— Begin Materials provided —
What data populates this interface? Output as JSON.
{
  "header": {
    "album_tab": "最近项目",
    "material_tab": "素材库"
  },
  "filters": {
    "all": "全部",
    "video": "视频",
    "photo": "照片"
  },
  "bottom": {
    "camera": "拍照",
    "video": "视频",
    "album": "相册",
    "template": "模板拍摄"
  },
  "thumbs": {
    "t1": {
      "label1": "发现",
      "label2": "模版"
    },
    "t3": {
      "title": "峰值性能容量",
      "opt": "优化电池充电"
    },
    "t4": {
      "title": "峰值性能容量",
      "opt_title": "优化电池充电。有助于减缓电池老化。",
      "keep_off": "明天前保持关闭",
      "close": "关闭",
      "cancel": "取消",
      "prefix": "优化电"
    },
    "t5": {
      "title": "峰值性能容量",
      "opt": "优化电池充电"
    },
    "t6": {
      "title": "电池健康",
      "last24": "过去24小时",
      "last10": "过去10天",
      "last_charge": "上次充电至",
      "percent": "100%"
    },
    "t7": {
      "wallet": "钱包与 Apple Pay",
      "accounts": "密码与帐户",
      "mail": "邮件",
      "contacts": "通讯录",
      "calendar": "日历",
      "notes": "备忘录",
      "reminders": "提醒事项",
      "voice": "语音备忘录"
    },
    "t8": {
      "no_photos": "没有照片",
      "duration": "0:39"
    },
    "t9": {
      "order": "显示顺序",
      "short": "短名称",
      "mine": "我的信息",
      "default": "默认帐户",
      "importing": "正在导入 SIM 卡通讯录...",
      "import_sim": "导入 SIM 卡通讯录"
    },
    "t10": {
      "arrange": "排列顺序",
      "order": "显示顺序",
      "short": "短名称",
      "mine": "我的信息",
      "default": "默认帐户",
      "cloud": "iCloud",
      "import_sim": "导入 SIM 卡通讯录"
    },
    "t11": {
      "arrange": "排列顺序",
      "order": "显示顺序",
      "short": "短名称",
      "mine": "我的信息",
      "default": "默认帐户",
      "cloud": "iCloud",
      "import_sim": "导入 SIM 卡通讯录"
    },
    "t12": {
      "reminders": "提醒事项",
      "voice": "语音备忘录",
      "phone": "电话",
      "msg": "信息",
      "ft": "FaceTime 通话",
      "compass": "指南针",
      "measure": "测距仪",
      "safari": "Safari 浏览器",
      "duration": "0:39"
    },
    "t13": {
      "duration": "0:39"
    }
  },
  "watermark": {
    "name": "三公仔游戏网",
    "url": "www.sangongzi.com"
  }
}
— End Materials provided —
## What the task requires
Reproduce the listing above word for word.

## Written answer
What data populates this interface? Output as JSON.
{
  "header": {
    "album_tab": "最近项目",
    "material_tab": "素材库"
  },
  "filters": {
    "all": "全部",
    "video": "视频",
    "photo": "照片"
  },
  "bottom": {
    "camera": "拍照",
    "video": "视频",
    "album": "相册",
    "template": "模板拍摄"
  },
  "thumbs": {
    "t1": {
      "label1": "发现",
      "label2": "模版"
    },
    "t3": {
      "title": "峰值性能容量",
      "opt": "优化电池充电"
    },
    "t4": {
      "title": "峰值性能容量",
      "opt_title": "优化电池充电。有助于减缓电池老化。",
      "keep_off": "明天前保持关闭",
      "close": "关闭",
      "cancel": "取消",
      "prefix": "优化电"
    },
    "t5": {
      "title": "峰值性能容量",
      "opt": "优化电池充电"
    },
    "t6": {
      "title": "电池健康",
      "last24": "过去24小时",
      "last10": "过去10天",
      "last_charge": "上次充电至",
      "percent": "100%"
    },
    "t7": {
      "wallet": "钱包与 Apple Pay",
      "accounts": "密码与帐户",
      "mail": "邮件",
      "contacts": "通讯录",
      "calendar": "日历",
      "notes": "备忘录",
      "reminders": "提醒事项",
      "voice": "语音备忘录"
    },
    "t8": {
      "no_photos": "没有照片",
      "duration": "0:39"
    },
    "t9": {
      "order": "显示顺序",
      "short": "短名称",
      "mine": "我的信息",
      "default": "默认帐户",
      "importing": "正在导入 SIM 卡通讯录...",
      "import_sim": "导入 SIM 卡通讯录"
    },
    "t10": {
      "arrange": "排列顺序",
      "order": "显示顺序",
      "short": "短名称",
      "mine": "我的信息",
      "default": "默认帐户",
      "cloud": "iCloud",
      "import_sim": "导入 SIM 卡通讯录"
    },
    "t11": {
      "arrange": "排列顺序",
      "order": "显示顺序",
      "short": "短名称",
      "mine": "我的信息",
      "default": "默认帐户",
      "cloud": "iCloud",
      "import_sim": "导入 SIM 卡通讯录"
    },
    "t12": {
      "reminders": "提醒事项",
      "voice": "语音备忘录",
      "phone": "电话",
      "msg": "信息",
      "ft": "FaceTime 通话",
      "compass": "指南针",
      "measure": "测距仪",
      "safari": "Safari 浏览器",
      "duration": "0:39"
    },
    "t13": {
      "duration": "0:39"
    }
  },
  "watermark": {
    "name": "三公仔游戏网",
    "url": "www.sangongzi.com"
  }
}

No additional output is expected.